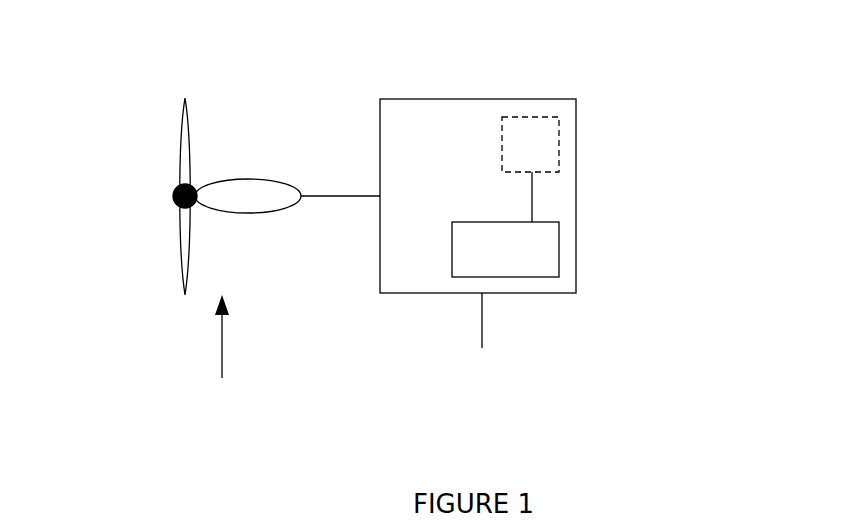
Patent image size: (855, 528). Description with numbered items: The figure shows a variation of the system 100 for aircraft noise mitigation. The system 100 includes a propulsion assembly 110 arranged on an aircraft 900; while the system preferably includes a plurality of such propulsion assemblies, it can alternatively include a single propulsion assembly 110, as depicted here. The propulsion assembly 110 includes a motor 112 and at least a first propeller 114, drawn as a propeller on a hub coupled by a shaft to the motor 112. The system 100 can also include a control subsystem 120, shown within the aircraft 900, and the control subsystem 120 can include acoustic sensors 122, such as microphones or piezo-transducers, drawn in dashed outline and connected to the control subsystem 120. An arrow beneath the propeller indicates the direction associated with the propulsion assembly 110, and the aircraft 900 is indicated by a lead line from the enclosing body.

++++

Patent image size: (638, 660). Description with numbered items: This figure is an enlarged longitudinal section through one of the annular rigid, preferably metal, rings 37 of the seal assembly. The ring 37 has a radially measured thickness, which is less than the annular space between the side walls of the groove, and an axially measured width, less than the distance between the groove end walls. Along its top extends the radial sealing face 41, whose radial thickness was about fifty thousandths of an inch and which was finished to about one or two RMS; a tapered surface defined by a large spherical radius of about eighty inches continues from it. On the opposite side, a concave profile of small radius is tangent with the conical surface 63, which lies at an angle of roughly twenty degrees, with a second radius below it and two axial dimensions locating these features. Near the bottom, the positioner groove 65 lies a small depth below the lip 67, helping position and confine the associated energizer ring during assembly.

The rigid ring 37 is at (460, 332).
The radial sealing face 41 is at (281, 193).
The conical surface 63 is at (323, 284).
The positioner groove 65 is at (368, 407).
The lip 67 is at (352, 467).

++++

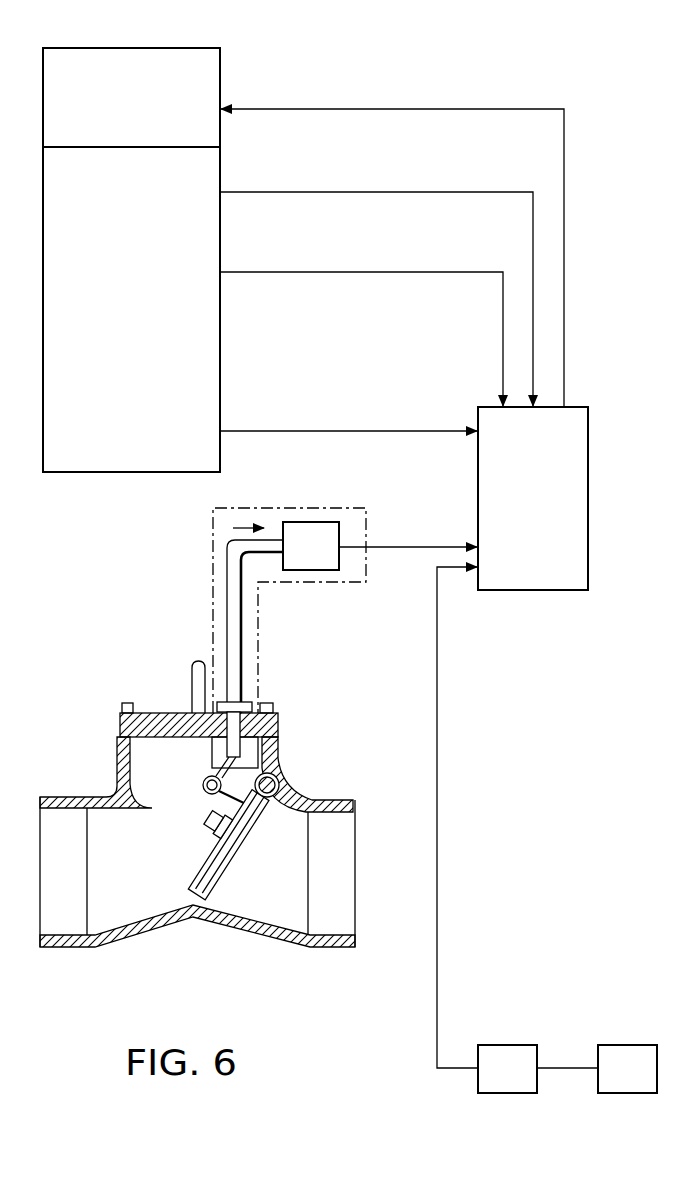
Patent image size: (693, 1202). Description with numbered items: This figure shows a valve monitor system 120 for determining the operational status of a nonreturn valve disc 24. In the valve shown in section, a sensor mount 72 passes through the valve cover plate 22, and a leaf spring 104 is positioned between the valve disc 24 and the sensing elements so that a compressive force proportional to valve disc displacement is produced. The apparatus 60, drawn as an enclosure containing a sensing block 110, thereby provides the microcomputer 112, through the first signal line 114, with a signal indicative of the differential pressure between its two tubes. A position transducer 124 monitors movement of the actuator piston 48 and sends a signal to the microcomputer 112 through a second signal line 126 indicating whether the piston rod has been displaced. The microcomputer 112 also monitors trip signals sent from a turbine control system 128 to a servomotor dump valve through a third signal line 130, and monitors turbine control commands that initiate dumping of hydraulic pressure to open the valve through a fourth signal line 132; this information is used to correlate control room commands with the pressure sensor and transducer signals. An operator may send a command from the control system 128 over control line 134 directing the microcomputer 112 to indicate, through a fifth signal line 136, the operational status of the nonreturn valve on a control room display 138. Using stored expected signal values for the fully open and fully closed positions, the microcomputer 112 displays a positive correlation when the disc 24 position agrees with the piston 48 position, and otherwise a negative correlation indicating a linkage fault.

++++

GIVEN INSTRUCTION
Extract the lines of the records exactly as they stand, beginning with the line containing "Patent image size: (638, 660)." and continuing through the line containing "The lip 67 is at (352, 467).", both included.

CORRECT RESPONSE
Patent image size: (638, 660). Description with numbered items: This figure is an enlarged longitudinal section through one of the annular rigid, preferably metal, rings 37 of the seal assembly. The ring 37 has a radially measured thickness, which is less than the annular space between the side walls of the groove, and an axially measured width, less than the distance between the groove end walls. Along its top extends the radial sealing face 41, whose radial thickness was about fifty thousandths of an inch and which was finished to about one or two RMS; a tapered surface defined by a large spherical radius of about eighty inches continues from it. On the opposite side, a concave profile of small radius is tangent with the conical surface 63, which lies at an angle of roughly twenty degrees, with a second radius below it and two axial dimensions locating these features. Near the bottom, the positioner groove 65 lies a small depth below the lip 67, helping position and confine the associated energizer ring during assembly.

The rigid ring 37 is at (460, 332).
The radial sealing face 41 is at (281, 193).
The conical surface 63 is at (323, 284).
The positioner groove 65 is at (368, 407).
The lip 67 is at (352, 467).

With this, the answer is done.